▶ **What needs to be done**
Rewrite the data below as a Markdown table with two columns, n holding the row number and Line holding each line of the data, leaving out any blank lines.

* start Dataset *

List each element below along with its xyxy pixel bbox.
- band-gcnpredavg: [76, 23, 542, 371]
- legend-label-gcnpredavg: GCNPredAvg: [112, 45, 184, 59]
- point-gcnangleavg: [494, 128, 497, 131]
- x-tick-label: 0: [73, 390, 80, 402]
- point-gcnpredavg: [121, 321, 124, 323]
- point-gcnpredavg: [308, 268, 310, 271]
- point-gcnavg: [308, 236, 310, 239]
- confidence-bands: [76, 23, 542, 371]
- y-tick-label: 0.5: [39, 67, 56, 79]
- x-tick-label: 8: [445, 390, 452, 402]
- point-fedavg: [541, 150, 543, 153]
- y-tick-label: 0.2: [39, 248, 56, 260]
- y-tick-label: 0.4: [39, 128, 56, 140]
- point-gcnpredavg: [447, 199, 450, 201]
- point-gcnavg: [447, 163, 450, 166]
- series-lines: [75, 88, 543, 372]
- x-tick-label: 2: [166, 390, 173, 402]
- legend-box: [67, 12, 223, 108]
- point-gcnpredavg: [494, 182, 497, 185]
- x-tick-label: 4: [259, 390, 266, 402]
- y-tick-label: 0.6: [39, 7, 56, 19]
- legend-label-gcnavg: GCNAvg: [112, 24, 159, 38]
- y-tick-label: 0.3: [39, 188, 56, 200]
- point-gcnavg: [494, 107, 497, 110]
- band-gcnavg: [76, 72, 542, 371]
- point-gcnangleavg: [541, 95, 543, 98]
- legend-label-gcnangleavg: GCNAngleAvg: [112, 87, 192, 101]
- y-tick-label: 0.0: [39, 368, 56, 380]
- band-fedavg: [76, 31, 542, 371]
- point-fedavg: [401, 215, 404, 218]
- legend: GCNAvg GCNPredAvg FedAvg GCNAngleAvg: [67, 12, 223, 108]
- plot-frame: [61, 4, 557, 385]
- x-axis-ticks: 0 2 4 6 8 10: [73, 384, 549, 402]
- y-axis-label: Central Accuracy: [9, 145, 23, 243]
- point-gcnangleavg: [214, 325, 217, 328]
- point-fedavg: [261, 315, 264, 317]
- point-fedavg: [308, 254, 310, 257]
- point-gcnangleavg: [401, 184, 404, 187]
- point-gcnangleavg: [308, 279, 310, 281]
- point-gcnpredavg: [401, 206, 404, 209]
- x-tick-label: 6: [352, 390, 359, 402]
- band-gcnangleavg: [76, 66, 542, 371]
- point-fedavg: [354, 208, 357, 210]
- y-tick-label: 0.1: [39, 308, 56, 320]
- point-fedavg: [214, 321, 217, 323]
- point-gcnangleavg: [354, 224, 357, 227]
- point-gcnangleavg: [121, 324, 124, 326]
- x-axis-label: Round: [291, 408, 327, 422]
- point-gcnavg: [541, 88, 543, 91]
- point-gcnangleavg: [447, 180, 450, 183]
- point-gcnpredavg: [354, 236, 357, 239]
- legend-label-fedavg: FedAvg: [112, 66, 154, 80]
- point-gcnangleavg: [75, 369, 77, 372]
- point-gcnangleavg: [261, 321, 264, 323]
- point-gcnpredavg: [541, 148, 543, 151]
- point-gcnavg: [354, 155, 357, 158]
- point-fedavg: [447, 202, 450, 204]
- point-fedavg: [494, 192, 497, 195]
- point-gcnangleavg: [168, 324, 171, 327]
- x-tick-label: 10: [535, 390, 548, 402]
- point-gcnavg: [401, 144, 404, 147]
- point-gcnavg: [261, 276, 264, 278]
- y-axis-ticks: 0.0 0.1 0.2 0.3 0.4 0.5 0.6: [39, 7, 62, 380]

* end Dataset *

▶ **Answer for the task**
| n | Line |
|---|---|
| 1 | List each element below along with its xyxy pixel bbox. |
| 2 | - band-gcnpredavg: [76, 23, 542, 371] |
| 3 | - legend-label-gcnpredavg: GCNPredAvg: [112, 45, 184, 59] |
| 4 | - point-gcnangleavg: [494, 128, 497, 131] |
| 5 | - x-tick-label: 0: [73, 390, 80, 402] |
| 6 | - point-gcnpredavg: [121, 321, 124, 323] |
| 7 | - point-gcnpredavg: [308, 268, 310, 271] |
| 8 | - point-gcnavg: [308, 236, 310, 239] |
| 9 | - confidence-bands: [76, 23, 542, 371] |
| 10 | - y-tick-label: 0.5: [39, 67, 56, 79] |
| 11 | - x-tick-label: 8: [445, 390, 452, 402] |
| 12 | - point-fedavg: [541, 150, 543, 153] |
| 13 | - y-tick-label: 0.2: [39, 248, 56, 260] |
| 14 | - y-tick-label: 0.4: [39, 128, 56, 140] |
| 15 | - point-gcnpredavg: [447, 199, 450, 201] |
| 16 | - point-gcnavg: [447, 163, 450, 166] |
| 17 | - series-lines: [75, 88, 543, 372] |
| 18 | - x-tick-label: 2: [166, 390, 173, 402] |
| 19 | - legend-box: [67, 12, 223, 108] |
| 20 | - point-gcnpredavg: [494, 182, 497, 185] |
| 21 | - x-tick-label: 4: [259, 390, 266, 402] |
| 22 | - y-tick-label: 0.6: [39, 7, 56, 19] |
| 23 | - legend-label-gcnavg: GCNAvg: [112, 24, 159, 38] |
| 24 | - y-tick-label: 0.3: [39, 188, 56, 200] |
| 25 | - point-gcnavg: [494, 107, 497, 110] |
| 26 | - band-gcnavg: [76, 72, 542, 371] |
| 27 | - point-gcnangleavg: [541, 95, 543, 98] |
| 28 | - legend-label-gcnangleavg: GCNAngleAvg: [112, 87, 192, 101] |
| 29 | - y-tick-label: 0.0: [39, 368, 56, 380] |
| 30 | - band-fedavg: [76, 31, 542, 371] |
| 31 | - point-fedavg: [401, 215, 404, 218] |
| 32 | - legend: GCNAvg GCNPredAvg FedAvg GCNAngleAvg: [67, 12, 223, 108] |
| 33 | - plot-frame: [61, 4, 557, 385] |
| 34 | - x-axis-ticks: 0 2 4 6 8 10: [73, 384, 549, 402] |
| 35 | - y-axis-label: Central Accuracy: [9, 145, 23, 243] |
| 36 | - point-gcnangleavg: [214, 325, 217, 328] |
| 37 | - point-fedavg: [261, 315, 264, 317] |
| 38 | - point-fedavg: [308, 254, 310, 257] |
| 39 | - point-gcnangleavg: [401, 184, 404, 187] |
| 40 | - point-gcnangleavg: [308, 279, 310, 281] |
| 41 | - point-gcnpredavg: [401, 206, 404, 209] |
| 42 | - x-tick-label: 6: [352, 390, 359, 402] |
| 43 | - band-gcnangleavg: [76, 66, 542, 371] |
| 44 | - point-fedavg: [354, 208, 357, 210] |
| 45 | - y-tick-label: 0.1: [39, 308, 56, 320] |
| 46 | - point-fedavg: [214, 321, 217, 323] |
| 47 | - point-gcnangleavg: [354, 224, 357, 227] |
| 48 | - point-gcnangleavg: [121, 324, 124, 326] |
| 49 | - x-axis-label: Round: [291, 408, 327, 422] |
| 50 | - point-gcnavg: [541, 88, 543, 91] |
| 51 | - point-gcnangleavg: [447, 180, 450, 183] |
| 52 | - point-gcnpredavg: [354, 236, 357, 239] |
| 53 | - legend-label-fedavg: FedAvg: [112, 66, 154, 80] |
| 54 | - point-gcnangleavg: [75, 369, 77, 372] |
| 55 | - point-gcnangleavg: [261, 321, 264, 323] |
| 56 | - point-gcnpredavg: [541, 148, 543, 151] |
| 57 | - point-gcnavg: [354, 155, 357, 158] |
| 58 | - point-fedavg: [447, 202, 450, 204] |
| 59 | - point-fedavg: [494, 192, 497, 195] |
| 60 | - point-gcnangleavg: [168, 324, 171, 327] |
| 61 | - x-tick-label: 10: [535, 390, 548, 402] |
| 62 | - point-gcnavg: [401, 144, 404, 147] |
| 63 | - point-gcnavg: [261, 276, 264, 278] |
| 64 | - y-axis-ticks: 0.0 0.1 0.2 0.3 0.4 0.5 0.6: [39, 7, 62, 380] |